(Stored items)
○ ○ ○ ○
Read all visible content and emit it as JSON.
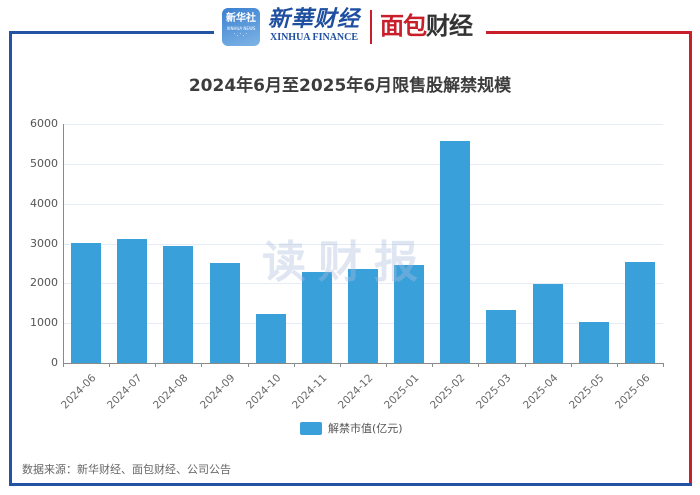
{
  "header": {
    "logo_app_text": "新华社",
    "logo_app_sub": "XINHUA NEWS",
    "logo_xinhua_cn": "新華财经",
    "logo_xinhua_en": "XINHUA FINANCE",
    "logo_mianbao_red": "面包",
    "logo_mianbao_dark": "财经"
  },
  "watermark": "读财报",
  "colors": {
    "bar": "#39a0da",
    "frame_blue": "#2453a5",
    "frame_red": "#c81f2b"
  },
  "legend": {
    "label": "解禁市值(亿元)"
  },
  "source": "数据来源：新华财经、面包财经、公司公告",
  "chart_data": {
    "type": "bar",
    "title": "2024年6月至2025年6月限售股解禁规模",
    "xlabel": "",
    "ylabel": "",
    "ylim": [
      0,
      6000
    ],
    "yticks": [
      0,
      1000,
      2000,
      3000,
      4000,
      5000,
      6000
    ],
    "grid": true,
    "legend_position": "bottom",
    "categories": [
      "2024-06",
      "2024-07",
      "2024-08",
      "2024-09",
      "2024-10",
      "2024-11",
      "2024-12",
      "2025-01",
      "2025-02",
      "2025-03",
      "2025-04",
      "2025-05",
      "2025-06"
    ],
    "series": [
      {
        "name": "解禁市值(亿元)",
        "values": [
          3010,
          3110,
          2940,
          2510,
          1230,
          2290,
          2360,
          2460,
          5570,
          1330,
          1990,
          1030,
          2540
        ]
      }
    ]
  }
}
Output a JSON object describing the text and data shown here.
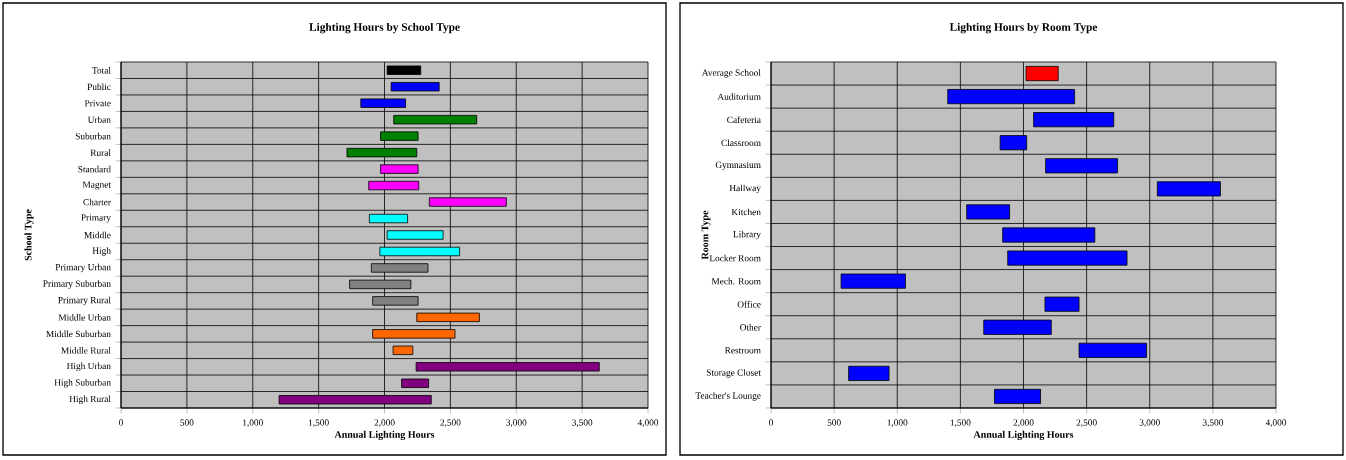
{
  "chart_data": [
    {
      "type": "bar",
      "orientation": "horizontal",
      "title": "Lighting Hours by School Type",
      "xlabel": "Annual Lighting Hours",
      "ylabel": "School Type",
      "grid": true,
      "categories": [
        "Total",
        "Public",
        "Private",
        "Urban",
        "Suburban",
        "Rural",
        "Standard",
        "Magnet",
        "Charter",
        "Primary",
        "Middle",
        "High",
        "Primary Urban",
        "Primary Suburban",
        "Primary Rural",
        "Middle Urban",
        "Middle Suburban",
        "Middle Rural",
        "High Urban",
        "High Suburban",
        "High Rural"
      ],
      "base": [
        2020,
        2050,
        1820,
        2070,
        1970,
        1715,
        1970,
        1880,
        2340,
        1885,
        2020,
        1965,
        1900,
        1735,
        1910,
        2245,
        1910,
        2065,
        2240,
        2130,
        1200
      ],
      "values": [
        255,
        365,
        340,
        630,
        285,
        530,
        285,
        380,
        585,
        290,
        425,
        605,
        430,
        465,
        345,
        475,
        625,
        150,
        1390,
        205,
        1155
      ],
      "colors": [
        "#000000",
        "#0000ff",
        "#0000ff",
        "#008000",
        "#008000",
        "#008000",
        "#ff00ff",
        "#ff00ff",
        "#ff00ff",
        "#00ffff",
        "#00ffff",
        "#00ffff",
        "#808080",
        "#808080",
        "#808080",
        "#ff6600",
        "#ff6600",
        "#ff6600",
        "#800080",
        "#800080",
        "#800080"
      ],
      "xlim": [
        0,
        4000
      ],
      "xticks": [
        0,
        500,
        {
          "value": 1000,
          "label": "1,000"
        },
        {
          "value": 1500,
          "label": "1,500"
        },
        {
          "value": 2000,
          "label": "2,000"
        },
        {
          "value": 2500,
          "label": "2,500"
        },
        {
          "value": 3000,
          "label": "3,000"
        },
        {
          "value": 3500,
          "label": "3,500"
        },
        {
          "value": 4000,
          "label": "4,000"
        }
      ]
    },
    {
      "type": "bar",
      "orientation": "horizontal",
      "title": "Lighting Hours by Room Type",
      "xlabel": "Annual Lighting Hours",
      "ylabel": "Room Type",
      "grid": true,
      "categories": [
        "Average School",
        "Auditorium",
        "Cafeteria",
        "Classroom",
        "Gymnasium",
        "Hallway",
        "Kitchen",
        "Library",
        "Locker Room",
        "Mech. Room",
        "Office",
        "Other",
        "Restroom",
        "Storage Closet",
        "Teacher's Lounge"
      ],
      "base": [
        2020,
        1400,
        2080,
        1815,
        2175,
        3060,
        1550,
        1835,
        1875,
        555,
        2170,
        1685,
        2440,
        615,
        1770
      ],
      "values": [
        255,
        1005,
        635,
        210,
        570,
        500,
        340,
        730,
        945,
        510,
        270,
        535,
        535,
        320,
        365
      ],
      "colors": [
        "#ff0000",
        "#0000ff",
        "#0000ff",
        "#0000ff",
        "#0000ff",
        "#0000ff",
        "#0000ff",
        "#0000ff",
        "#0000ff",
        "#0000ff",
        "#0000ff",
        "#0000ff",
        "#0000ff",
        "#0000ff",
        "#0000ff"
      ],
      "xlim": [
        0,
        4000
      ],
      "xticks": [
        0,
        500,
        {
          "value": 1000,
          "label": "1,000"
        },
        {
          "value": 1500,
          "label": "1,500"
        },
        {
          "value": 2000,
          "label": "2,000"
        },
        {
          "value": 2500,
          "label": "2,500"
        },
        {
          "value": 3000,
          "label": "3,000"
        },
        {
          "value": 3500,
          "label": "3,500"
        },
        {
          "value": 4000,
          "label": "4,000"
        }
      ]
    }
  ]
}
○ ○ ○ ○
Repeat the data exactly, excluding the pictures.

Read all visible content and emit it as JSON.
{
  "header": {
    "logo_app_text": "新华社",
    "logo_app_sub": "XINHUA NEWS",
    "logo_xinhua_cn": "新華财经",
    "logo_xinhua_en": "XINHUA FINANCE",
    "logo_mianbao_red": "面包",
    "logo_mianbao_dark": "财经"
  },
  "watermark": "读财报",
  "colors": {
    "bar": "#39a0da",
    "frame_blue": "#2453a5",
    "frame_red": "#c81f2b"
  },
  "legend": {
    "label": "解禁市值(亿元)"
  },
  "source": "数据来源：新华财经、面包财经、公司公告",
  "chart_data": {
    "type": "bar",
    "title": "2024年6月至2025年6月限售股解禁规模",
    "xlabel": "",
    "ylabel": "",
    "ylim": [
      0,
      6000
    ],
    "yticks": [
      0,
      1000,
      2000,
      3000,
      4000,
      5000,
      6000
    ],
    "grid": true,
    "legend_position": "bottom",
    "categories": [
      "2024-06",
      "2024-07",
      "2024-08",
      "2024-09",
      "2024-10",
      "2024-11",
      "2024-12",
      "2025-01",
      "2025-02",
      "2025-03",
      "2025-04",
      "2025-05",
      "2025-06"
    ],
    "series": [
      {
        "name": "解禁市值(亿元)",
        "values": [
          3010,
          3110,
          2940,
          2510,
          1230,
          2290,
          2360,
          2460,
          5570,
          1330,
          1990,
          1030,
          2540
        ]
      }
    ]
  }
}
Output a JSON object describing the text and data shown here.
{
  "chart_data": [
    {
      "type": "bar",
      "orientation": "horizontal",
      "title": "Lighting Hours by School Type",
      "xlabel": "Annual Lighting Hours",
      "ylabel": "School Type",
      "grid": true,
      "categories": [
        "Total",
        "Public",
        "Private",
        "Urban",
        "Suburban",
        "Rural",
        "Standard",
        "Magnet",
        "Charter",
        "Primary",
        "Middle",
        "High",
        "Primary Urban",
        "Primary Suburban",
        "Primary Rural",
        "Middle Urban",
        "Middle Suburban",
        "Middle Rural",
        "High Urban",
        "High Suburban",
        "High Rural"
      ],
      "base": [
        2020,
        2050,
        1820,
        2070,
        1970,
        1715,
        1970,
        1880,
        2340,
        1885,
        2020,
        1965,
        1900,
        1735,
        1910,
        2245,
        1910,
        2065,
        2240,
        2130,
        1200
      ],
      "values": [
        255,
        365,
        340,
        630,
        285,
        530,
        285,
        380,
        585,
        290,
        425,
        605,
        430,
        465,
        345,
        475,
        625,
        150,
        1390,
        205,
        1155
      ],
      "colors": [
        "#000000",
        "#0000ff",
        "#0000ff",
        "#008000",
        "#008000",
        "#008000",
        "#ff00ff",
        "#ff00ff",
        "#ff00ff",
        "#00ffff",
        "#00ffff",
        "#00ffff",
        "#808080",
        "#808080",
        "#808080",
        "#ff6600",
        "#ff6600",
        "#ff6600",
        "#800080",
        "#800080",
        "#800080"
      ],
      "xlim": [
        0,
        4000
      ],
      "xticks": [
        0,
        500,
        {
          "value": 1000,
          "label": "1,000"
        },
        {
          "value": 1500,
          "label": "1,500"
        },
        {
          "value": 2000,
          "label": "2,000"
        },
        {
          "value": 2500,
          "label": "2,500"
        },
        {
          "value": 3000,
          "label": "3,000"
        },
        {
          "value": 3500,
          "label": "3,500"
        },
        {
          "value": 4000,
          "label": "4,000"
        }
      ]
    },
    {
      "type": "bar",
      "orientation": "horizontal",
      "title": "Lighting Hours by Room Type",
      "xlabel": "Annual Lighting Hours",
      "ylabel": "Room Type",
      "grid": true,
      "categories": [
        "Average School",
        "Auditorium",
        "Cafeteria",
        "Classroom",
        "Gymnasium",
        "Hallway",
        "Kitchen",
        "Library",
        "Locker Room",
        "Mech. Room",
        "Office",
        "Other",
        "Restroom",
        "Storage Closet",
        "Teacher's Lounge"
      ],
      "base": [
        2020,
        1400,
        2080,
        1815,
        2175,
        3060,
        1550,
        1835,
        1875,
        555,
        2170,
        1685,
        2440,
        615,
        1770
      ],
      "values": [
        255,
        1005,
        635,
        210,
        570,
        500,
        340,
        730,
        945,
        510,
        270,
        535,
        535,
        320,
        365
      ],
      "colors": [
        "#ff0000",
        "#0000ff",
        "#0000ff",
        "#0000ff",
        "#0000ff",
        "#0000ff",
        "#0000ff",
        "#0000ff",
        "#0000ff",
        "#0000ff",
        "#0000ff",
        "#0000ff",
        "#0000ff",
        "#0000ff",
        "#0000ff"
      ],
      "xlim": [
        0,
        4000
      ],
      "xticks": [
        0,
        500,
        {
          "value": 1000,
          "label": "1,000"
        },
        {
          "value": 1500,
          "label": "1,500"
        },
        {
          "value": 2000,
          "label": "2,000"
        },
        {
          "value": 2500,
          "label": "2,500"
        },
        {
          "value": 3000,
          "label": "3,000"
        },
        {
          "value": 3500,
          "label": "3,500"
        },
        {
          "value": 4000,
          "label": "4,000"
        }
      ]
    }
  ]
}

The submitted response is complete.